**** Text shown
What physical local influences exist for vessel raidus regulation?

Answer 54

Heat or cold
Myogenic responses to stretch: autoregulation

Question 55

Physical local influences on vessel radius - what happens with heat and with the cold

Answer 55

Heat increases blood flow to an area by causing localised vasodilation.
Cold causes vasoconstriction and therefore decreased blood flow

Question 56

Do the arterioles in the brain have vasoconstriction or vasodilation?

Answer 56

We never want the arterioles within the brain to be vasoconstricting or vasodilating as there is no beta 1 adrenergic receptors for that sympathetic discharge, so the brain is an exception

Question 57

We don’t typically have parasympathetic innervation of these arterioles all over the body as it is sympathetic discharge instead and when we want vasodilation it occur it is due to sympathetic withdrawal however the only place within the body for this parasympathetic innervation of arterioles is the?

Answer 57

Both male and female genitalia, whilst they are inactive

Question 58

Physical local influences on intrinsic regulation of vessel radius is also due to myogenic responses to stretch (NB. Autoregulation - see later lecture) explain:

1. What is nerve - independent contractile activity initiated by…
2. Arteriolar smooth muscle responds to being stretched by…
3. What does a decrease in stretch result in…
4. Do vasoactive substances contribute to these responses…

Answer 58

1. Nerve-independent contractile activity is initiated by the muscle itself.
2. Arteriolar smooth muscle responds to being stretched by myogenically increasing its tone (contracting), therefore resisting the stretch.
3. Conversely, a decrease in stretch results in decreased myogenic tone.
4. Vasoactive substances may also contribute to these responses

Question 59

Do arterioles have much elastic tissue?

Answer 59

Remember: Arterioles do not contain much elastic tissue – not very stretchy, so will respond to this mechanical strain.

Question 60

What type of relationship exists between Cross Sectional Area and velocity?

Answer 60

Inverse relationship
Flow is constant - what changes is velocity, the speed at which flow travels through a particular vessel - This is determined by number of active capillary beds, so the more capillary beds that need to be supplied by O2 and nutrients, the slower the velocity

Example - The velocity within aorta and larger arteries is greater than smaller vasculature

Question 61

There is complementary action of precapillary sphincters and arterioles in adjusting blood flow

What are the steps of increased tissue metabolic activity to the end increased exchange between blood and tissue to support increased metabolic activity?
********
■ **To do**:
1 – In the notes on blood vessel regulation, why do arterioles respond to mechanical strain?
2 – Set down the part of the notes on blood vessel regulation starting at "1. What is nerve" and ending at "resisting the stretch.".
**** Listed entries
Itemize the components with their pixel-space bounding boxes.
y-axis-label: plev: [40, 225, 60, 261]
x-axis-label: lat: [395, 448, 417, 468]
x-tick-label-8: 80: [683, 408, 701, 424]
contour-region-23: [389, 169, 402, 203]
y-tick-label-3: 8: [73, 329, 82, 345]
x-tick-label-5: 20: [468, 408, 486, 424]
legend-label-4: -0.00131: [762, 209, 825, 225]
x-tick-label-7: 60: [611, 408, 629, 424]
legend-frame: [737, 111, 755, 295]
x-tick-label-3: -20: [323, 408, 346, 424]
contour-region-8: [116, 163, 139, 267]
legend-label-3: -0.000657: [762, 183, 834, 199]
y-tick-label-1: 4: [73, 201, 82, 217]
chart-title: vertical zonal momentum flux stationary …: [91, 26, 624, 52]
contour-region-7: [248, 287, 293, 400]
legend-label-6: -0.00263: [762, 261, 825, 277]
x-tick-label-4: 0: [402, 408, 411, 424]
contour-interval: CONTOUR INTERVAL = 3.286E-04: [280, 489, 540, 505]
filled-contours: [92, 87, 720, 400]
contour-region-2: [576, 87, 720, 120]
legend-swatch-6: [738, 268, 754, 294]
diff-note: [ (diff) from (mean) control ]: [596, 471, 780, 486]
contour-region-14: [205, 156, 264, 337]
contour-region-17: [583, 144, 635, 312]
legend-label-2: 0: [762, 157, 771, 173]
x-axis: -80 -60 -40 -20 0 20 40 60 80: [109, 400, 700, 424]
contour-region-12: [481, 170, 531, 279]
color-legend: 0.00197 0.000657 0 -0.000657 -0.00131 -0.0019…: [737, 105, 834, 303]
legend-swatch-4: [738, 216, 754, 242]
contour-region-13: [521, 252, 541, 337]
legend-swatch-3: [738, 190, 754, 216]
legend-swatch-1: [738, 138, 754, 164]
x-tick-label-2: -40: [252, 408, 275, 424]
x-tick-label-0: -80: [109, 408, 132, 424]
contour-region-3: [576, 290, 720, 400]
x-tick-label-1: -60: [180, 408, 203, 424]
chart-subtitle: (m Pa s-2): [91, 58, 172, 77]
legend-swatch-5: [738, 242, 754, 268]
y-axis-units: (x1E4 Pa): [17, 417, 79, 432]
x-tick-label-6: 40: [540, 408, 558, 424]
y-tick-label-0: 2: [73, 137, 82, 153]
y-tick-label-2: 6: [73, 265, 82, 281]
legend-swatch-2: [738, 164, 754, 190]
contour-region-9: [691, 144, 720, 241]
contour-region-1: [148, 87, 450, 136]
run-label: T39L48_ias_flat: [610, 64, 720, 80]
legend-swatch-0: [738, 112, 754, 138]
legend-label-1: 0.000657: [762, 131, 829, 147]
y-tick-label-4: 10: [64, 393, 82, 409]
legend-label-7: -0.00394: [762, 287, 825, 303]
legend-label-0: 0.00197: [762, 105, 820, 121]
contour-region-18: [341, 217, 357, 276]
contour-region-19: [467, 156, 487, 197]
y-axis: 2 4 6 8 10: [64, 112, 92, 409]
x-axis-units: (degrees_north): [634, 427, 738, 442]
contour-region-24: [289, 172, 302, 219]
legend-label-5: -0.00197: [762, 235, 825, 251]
********
■ **Responses by item number**:
1 – Arterioles contain little elastic tissue, so they are not very stretchy and respond to mechanical strain.

2 –
1. What is nerve - independent contractile activity initiated by…
2. Arteriolar smooth muscle responds to being stretched by…
3. What does a decrease in stretch result in…
4. Do vasoactive substances contribute to these responses…

Answer 58

1. Nerve-independent contractile activity is initiated by the muscle itself.
2. Arteriolar smooth muscle responds to being stretched by myogenically increasing its tone (contracting), therefore resisting the stretch.